◆ **PROBLEM DETAILS**: Would you return every entry below exactly as written, without its images?

MATERIAL FOR THIS EXERCISE section start

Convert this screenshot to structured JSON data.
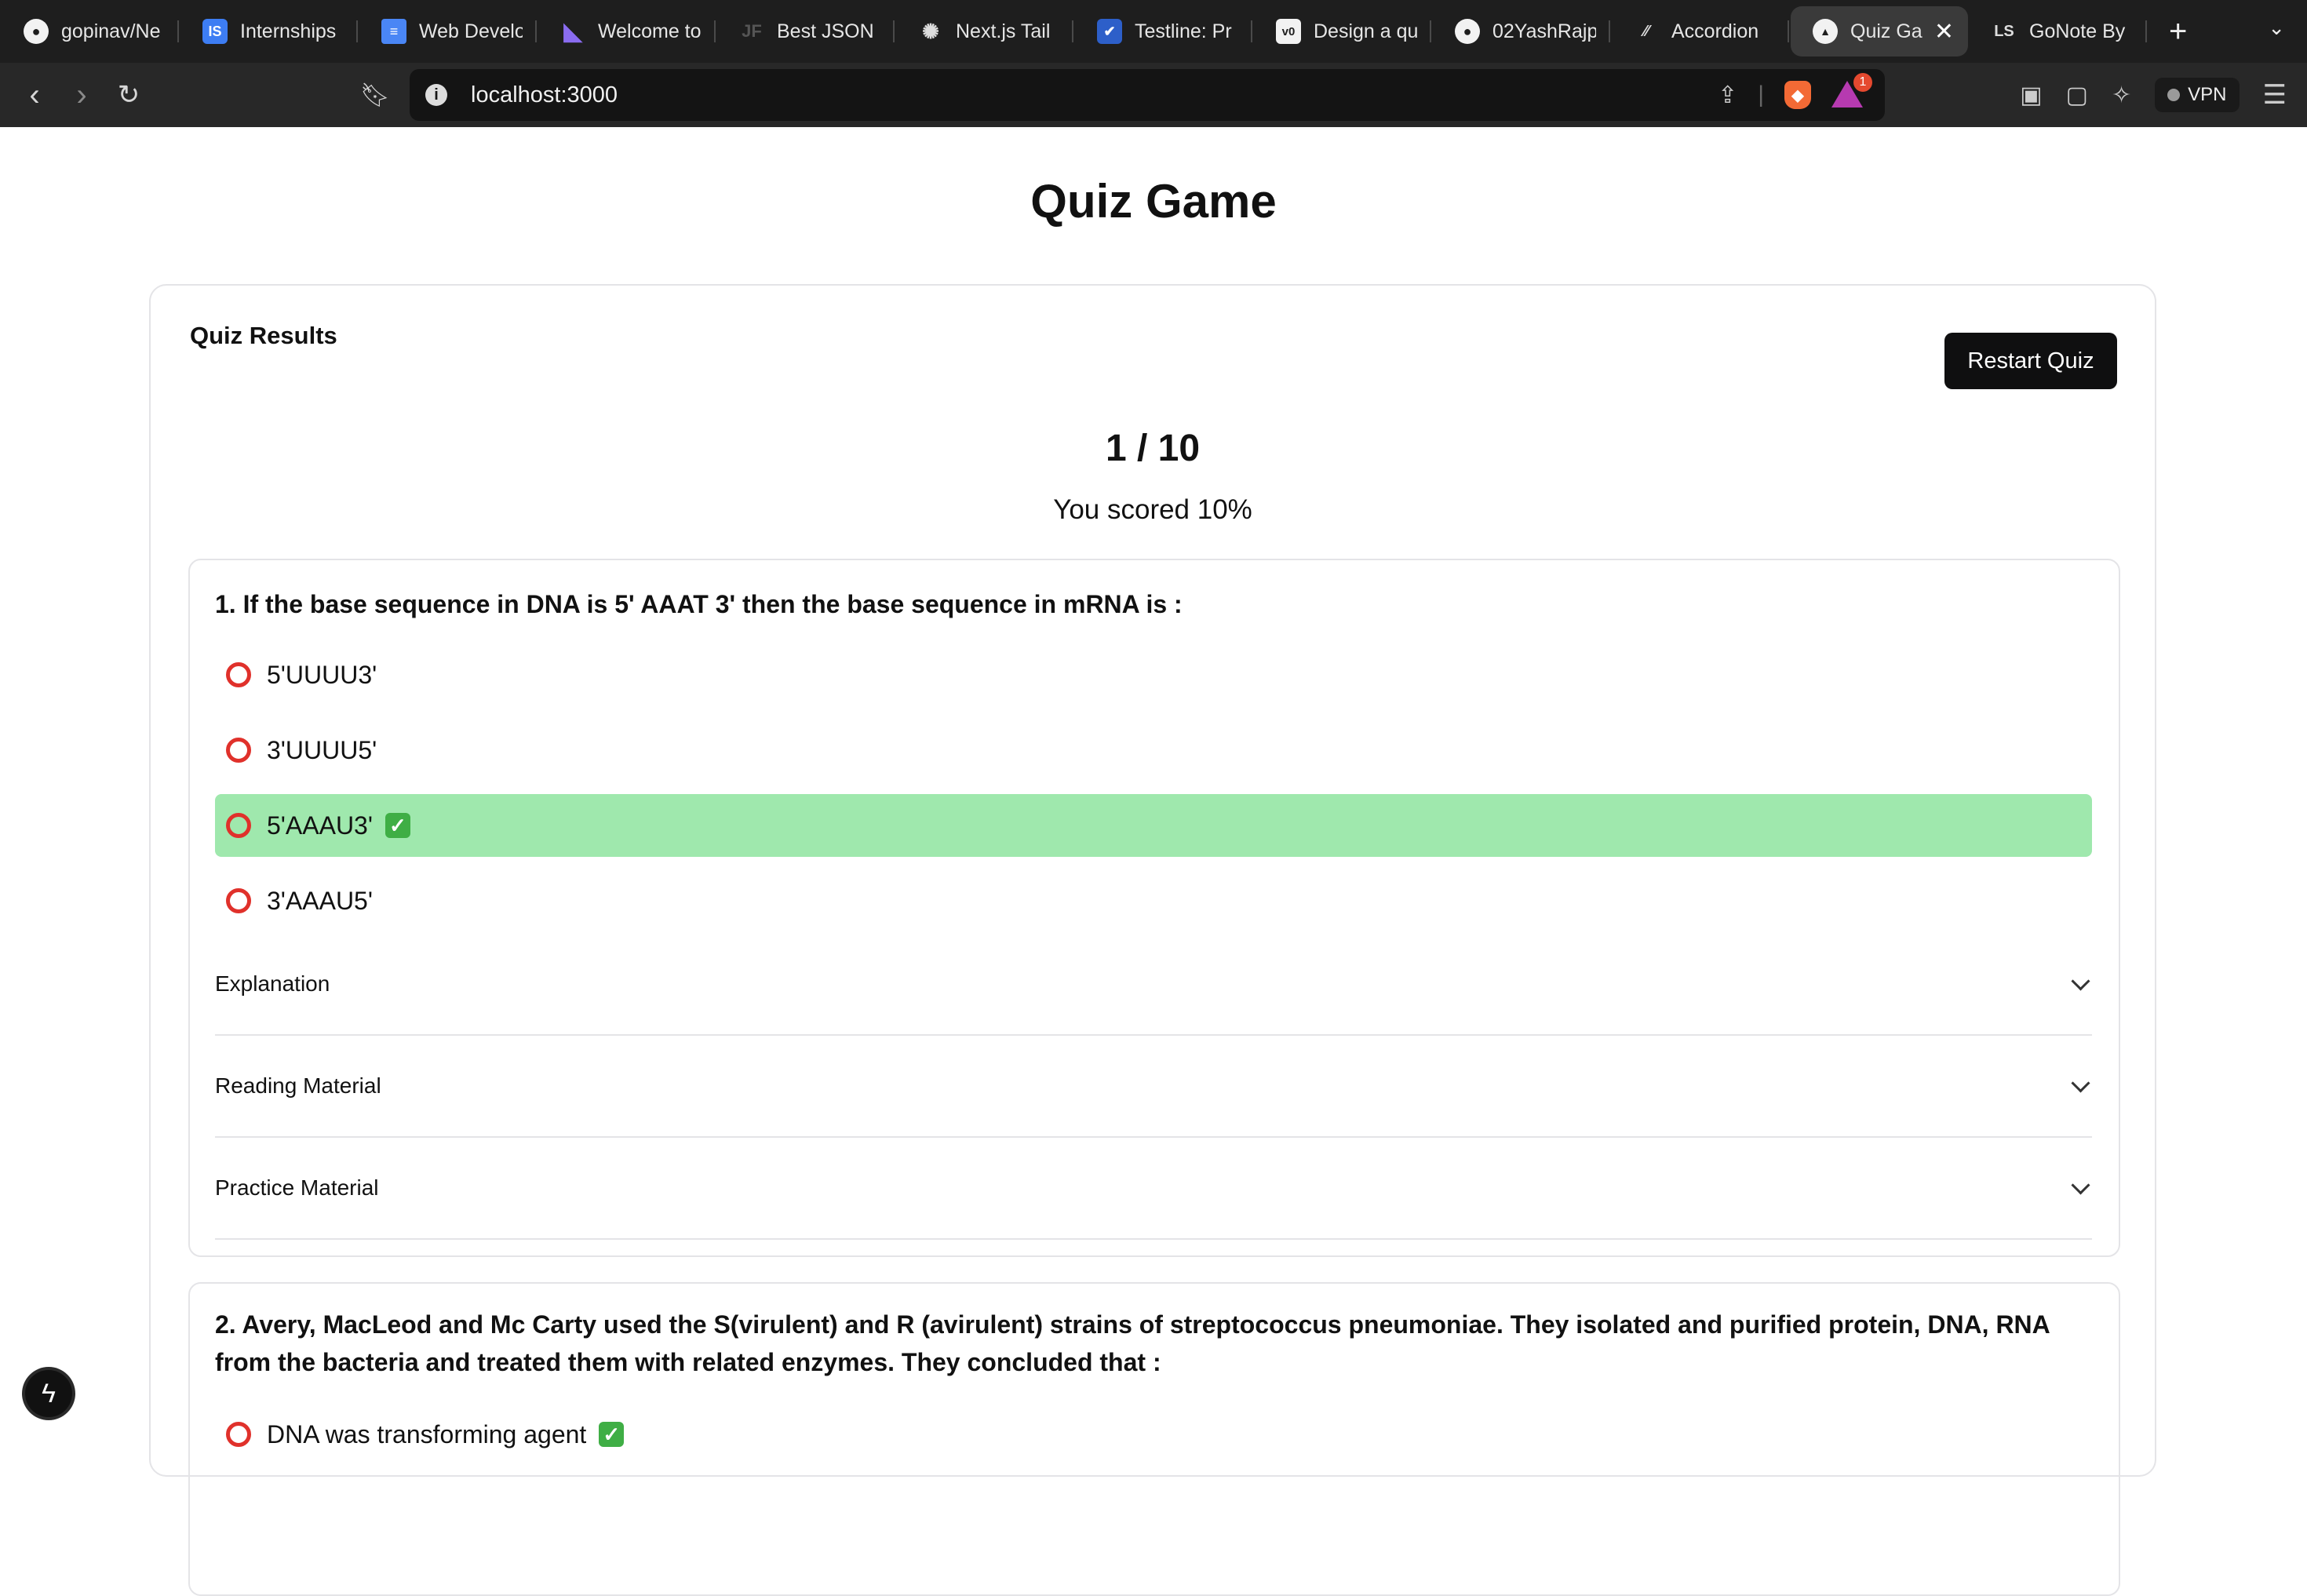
{
  "browser": {
    "tabs": [
      {
        "label": "gopinav/Ne",
        "icon": "github-icon",
        "glyph": "●"
      },
      {
        "label": "Internships",
        "icon": "internshala-icon",
        "glyph": "IS"
      },
      {
        "label": "Web Develo",
        "icon": "google-docs-icon",
        "glyph": "≡"
      },
      {
        "label": "Welcome to",
        "icon": "linear-icon",
        "glyph": "◣"
      },
      {
        "label": "Best JSON",
        "icon": "jsonformatter-icon",
        "glyph": "JF"
      },
      {
        "label": "Next.js Tail",
        "icon": "chatgpt-icon",
        "glyph": "✺"
      },
      {
        "label": "Testline: Pr",
        "icon": "testline-icon",
        "glyph": "✔"
      },
      {
        "label": "Design a qu",
        "icon": "v0-icon",
        "glyph": "v0"
      },
      {
        "label": "02YashRajp",
        "icon": "github-icon",
        "glyph": "●"
      },
      {
        "label": "Accordion",
        "icon": "shadcn-icon",
        "glyph": "⁄⁄"
      },
      {
        "label": "Quiz Ga",
        "icon": "vercel-icon",
        "glyph": "▲",
        "active": true
      },
      {
        "label": "GoNote By",
        "icon": "gonote-icon",
        "glyph": "LS"
      }
    ],
    "new_tab": "+",
    "url": "localhost:3000",
    "rewards_badge": "1",
    "vpn_label": "VPN"
  },
  "page": {
    "title": "Quiz Game",
    "results_heading": "Quiz Results",
    "restart_label": "Restart Quiz",
    "score": "1 / 10",
    "score_text": "You scored 10%"
  },
  "questions": [
    {
      "text": "1. If the base sequence in DNA is 5' AAAT 3' then the base sequence in mRNA is :",
      "options": [
        "5'UUUU3'",
        "3'UUUU5'",
        "5'AAAU3'",
        "3'AAAU5'"
      ],
      "correct_index": 2,
      "accordions": [
        "Explanation",
        "Reading Material",
        "Practice Material"
      ]
    },
    {
      "text": "2. Avery, MacLeod and Mc Carty used the S(virulent) and R (avirulent) strains of streptococcus pneumoniae. They isolated and purified protein, DNA, RNA from the bacteria and treated them with related enzymes. They concluded that :",
      "options": [
        "DNA was transforming agent"
      ],
      "correct_index": 0
    }
  ],
  "colors": {
    "correct_bg": "#9fe8ad",
    "radio": "#e0312b",
    "button_bg": "#0f0f10"
  }
}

MATERIAL FOR THIS EXERCISE section end

◆ **THE ANSWER**:
Convert this screenshot to structured JSON data.
{
  "browser": {
    "tabs": [
      {
        "label": "gopinav/Ne",
        "icon": "github-icon",
        "glyph": "●"
      },
      {
        "label": "Internships",
        "icon": "internshala-icon",
        "glyph": "IS"
      },
      {
        "label": "Web Develo",
        "icon": "google-docs-icon",
        "glyph": "≡"
      },
      {
        "label": "Welcome to",
        "icon": "linear-icon",
        "glyph": "◣"
      },
      {
        "label": "Best JSON",
        "icon": "jsonformatter-icon",
        "glyph": "JF"
      },
      {
        "label": "Next.js Tail",
        "icon": "chatgpt-icon",
        "glyph": "✺"
      },
      {
        "label": "Testline: Pr",
        "icon": "testline-icon",
        "glyph": "✔"
      },
      {
        "label": "Design a qu",
        "icon": "v0-icon",
        "glyph": "v0"
      },
      {
        "label": "02YashRajp",
        "icon": "github-icon",
        "glyph": "●"
      },
      {
        "label": "Accordion",
        "icon": "shadcn-icon",
        "glyph": "⁄⁄"
      },
      {
        "label": "Quiz Ga",
        "icon": "vercel-icon",
        "glyph": "▲",
        "active": true
      },
      {
        "label": "GoNote By",
        "icon": "gonote-icon",
        "glyph": "LS"
      }
    ],
    "new_tab": "+",
    "url": "localhost:3000",
    "rewards_badge": "1",
    "vpn_label": "VPN"
  },
  "page": {
    "title": "Quiz Game",
    "results_heading": "Quiz Results",
    "restart_label": "Restart Quiz",
    "score": "1 / 10",
    "score_text": "You scored 10%"
  },
  "questions": [
    {
      "text": "1. If the base sequence in DNA is 5' AAAT 3' then the base sequence in mRNA is :",
      "options": [
        "5'UUUU3'",
        "3'UUUU5'",
        "5'AAAU3'",
        "3'AAAU5'"
      ],
      "correct_index": 2,
      "accordions": [
        "Explanation",
        "Reading Material",
        "Practice Material"
      ]
    },
    {
      "text": "2. Avery, MacLeod and Mc Carty used the S(virulent) and R (avirulent) strains of streptococcus pneumoniae. They isolated and purified protein, DNA, RNA from the bacteria and treated them with related enzymes. They concluded that :",
      "options": [
        "DNA was transforming agent"
      ],
      "correct_index": 0
    }
  ],
  "colors": {
    "correct_bg": "#9fe8ad",
    "radio": "#e0312b",
    "button_bg": "#0f0f10"
  }
}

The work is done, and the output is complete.